**What the exercise asks**
List each line of the data that holds the word "cover".

START

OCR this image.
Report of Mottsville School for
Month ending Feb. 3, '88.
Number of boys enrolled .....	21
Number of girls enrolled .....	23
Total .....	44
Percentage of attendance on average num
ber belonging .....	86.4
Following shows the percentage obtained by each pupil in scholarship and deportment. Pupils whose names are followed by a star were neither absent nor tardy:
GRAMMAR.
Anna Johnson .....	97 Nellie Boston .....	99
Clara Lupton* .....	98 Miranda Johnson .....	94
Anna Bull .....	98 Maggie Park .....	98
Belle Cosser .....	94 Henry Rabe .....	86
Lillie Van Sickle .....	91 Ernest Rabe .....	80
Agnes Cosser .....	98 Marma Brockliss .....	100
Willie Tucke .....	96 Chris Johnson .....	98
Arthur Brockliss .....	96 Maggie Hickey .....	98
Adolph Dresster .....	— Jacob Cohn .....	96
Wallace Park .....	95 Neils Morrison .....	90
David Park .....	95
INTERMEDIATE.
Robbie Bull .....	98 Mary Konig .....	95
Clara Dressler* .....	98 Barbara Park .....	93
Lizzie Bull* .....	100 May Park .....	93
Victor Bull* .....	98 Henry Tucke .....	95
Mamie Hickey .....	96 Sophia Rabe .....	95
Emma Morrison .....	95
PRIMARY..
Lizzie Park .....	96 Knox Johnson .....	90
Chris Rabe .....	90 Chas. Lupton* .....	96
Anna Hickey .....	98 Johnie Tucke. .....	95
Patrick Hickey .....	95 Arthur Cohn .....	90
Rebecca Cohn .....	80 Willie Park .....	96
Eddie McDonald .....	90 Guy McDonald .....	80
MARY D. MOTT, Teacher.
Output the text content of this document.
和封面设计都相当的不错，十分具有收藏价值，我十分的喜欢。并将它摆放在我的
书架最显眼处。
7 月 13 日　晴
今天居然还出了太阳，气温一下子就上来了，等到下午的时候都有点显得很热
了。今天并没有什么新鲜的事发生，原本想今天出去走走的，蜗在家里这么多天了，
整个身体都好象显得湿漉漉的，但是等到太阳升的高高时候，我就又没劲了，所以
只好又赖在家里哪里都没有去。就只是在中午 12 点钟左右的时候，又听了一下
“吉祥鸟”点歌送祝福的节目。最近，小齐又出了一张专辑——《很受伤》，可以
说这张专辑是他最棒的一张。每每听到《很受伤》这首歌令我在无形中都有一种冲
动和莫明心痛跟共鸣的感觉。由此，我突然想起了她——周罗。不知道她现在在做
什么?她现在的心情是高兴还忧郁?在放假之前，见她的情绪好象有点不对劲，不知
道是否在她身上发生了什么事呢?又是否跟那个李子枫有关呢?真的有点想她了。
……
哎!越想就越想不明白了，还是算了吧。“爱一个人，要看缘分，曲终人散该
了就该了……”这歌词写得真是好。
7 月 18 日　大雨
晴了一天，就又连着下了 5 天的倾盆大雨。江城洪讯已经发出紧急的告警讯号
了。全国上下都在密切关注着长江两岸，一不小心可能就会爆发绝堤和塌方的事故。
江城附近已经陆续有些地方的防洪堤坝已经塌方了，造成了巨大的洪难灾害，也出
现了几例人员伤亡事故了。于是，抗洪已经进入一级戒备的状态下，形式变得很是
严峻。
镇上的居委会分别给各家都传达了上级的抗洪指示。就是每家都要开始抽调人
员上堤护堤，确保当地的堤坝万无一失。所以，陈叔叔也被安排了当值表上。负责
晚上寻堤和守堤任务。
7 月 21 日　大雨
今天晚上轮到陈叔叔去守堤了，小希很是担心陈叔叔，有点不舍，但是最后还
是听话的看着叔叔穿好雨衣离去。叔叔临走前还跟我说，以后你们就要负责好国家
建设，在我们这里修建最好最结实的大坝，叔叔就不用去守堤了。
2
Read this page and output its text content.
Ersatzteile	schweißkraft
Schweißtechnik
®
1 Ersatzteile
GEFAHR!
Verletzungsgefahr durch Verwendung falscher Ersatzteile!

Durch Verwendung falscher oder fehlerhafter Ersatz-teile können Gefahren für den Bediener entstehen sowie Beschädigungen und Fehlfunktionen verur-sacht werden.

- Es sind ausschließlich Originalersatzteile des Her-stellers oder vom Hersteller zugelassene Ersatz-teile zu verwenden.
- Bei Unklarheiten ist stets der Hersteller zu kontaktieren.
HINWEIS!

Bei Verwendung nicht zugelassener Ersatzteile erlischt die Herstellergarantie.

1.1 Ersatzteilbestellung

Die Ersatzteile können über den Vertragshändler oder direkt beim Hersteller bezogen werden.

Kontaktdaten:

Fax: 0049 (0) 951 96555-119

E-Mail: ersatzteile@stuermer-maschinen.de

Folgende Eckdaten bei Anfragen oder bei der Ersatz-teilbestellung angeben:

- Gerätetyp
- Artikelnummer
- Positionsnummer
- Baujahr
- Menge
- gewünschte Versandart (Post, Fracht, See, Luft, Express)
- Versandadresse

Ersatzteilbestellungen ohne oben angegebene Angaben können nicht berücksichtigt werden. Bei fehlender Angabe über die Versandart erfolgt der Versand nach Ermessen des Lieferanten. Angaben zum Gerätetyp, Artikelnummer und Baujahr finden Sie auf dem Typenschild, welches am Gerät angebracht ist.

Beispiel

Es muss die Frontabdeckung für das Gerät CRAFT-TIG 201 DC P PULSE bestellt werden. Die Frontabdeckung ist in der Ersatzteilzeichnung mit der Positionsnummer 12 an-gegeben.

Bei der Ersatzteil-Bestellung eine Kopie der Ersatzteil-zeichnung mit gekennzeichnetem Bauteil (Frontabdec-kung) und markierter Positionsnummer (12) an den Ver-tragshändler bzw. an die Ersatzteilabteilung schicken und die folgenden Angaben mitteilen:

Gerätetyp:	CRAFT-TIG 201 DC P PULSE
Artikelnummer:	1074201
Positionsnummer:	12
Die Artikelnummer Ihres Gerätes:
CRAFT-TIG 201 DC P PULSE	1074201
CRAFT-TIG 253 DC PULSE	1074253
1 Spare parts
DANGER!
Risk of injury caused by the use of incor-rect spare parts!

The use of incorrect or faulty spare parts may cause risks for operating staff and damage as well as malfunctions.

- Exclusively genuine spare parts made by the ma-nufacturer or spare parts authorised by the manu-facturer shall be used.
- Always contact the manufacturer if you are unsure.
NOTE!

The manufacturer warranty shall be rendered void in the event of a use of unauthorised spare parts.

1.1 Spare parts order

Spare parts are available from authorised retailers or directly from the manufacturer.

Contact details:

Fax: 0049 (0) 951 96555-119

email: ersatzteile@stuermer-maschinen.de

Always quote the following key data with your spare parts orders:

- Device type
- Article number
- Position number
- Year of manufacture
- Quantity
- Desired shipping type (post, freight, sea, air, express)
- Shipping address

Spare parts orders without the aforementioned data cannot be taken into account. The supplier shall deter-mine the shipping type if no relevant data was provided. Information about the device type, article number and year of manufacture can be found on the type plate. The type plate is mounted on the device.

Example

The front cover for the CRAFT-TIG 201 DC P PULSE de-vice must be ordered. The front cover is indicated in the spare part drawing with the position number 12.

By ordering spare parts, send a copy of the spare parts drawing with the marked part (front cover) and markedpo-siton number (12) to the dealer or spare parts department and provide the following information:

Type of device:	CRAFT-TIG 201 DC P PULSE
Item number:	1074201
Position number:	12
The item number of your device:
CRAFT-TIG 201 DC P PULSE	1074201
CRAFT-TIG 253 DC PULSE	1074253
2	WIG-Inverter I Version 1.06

END

**Solution to the problem**
The front cover for the CRAFT-TIG 201 DC P PULSE de-vice must be ordered. The front cover is indicated in the spare part drawing with the position number 12.
By ordering spare parts, send a copy of the spare parts drawing with the marked part (front cover) and markedpo-siton number (12) to the dealer or spare parts department and provide the following information:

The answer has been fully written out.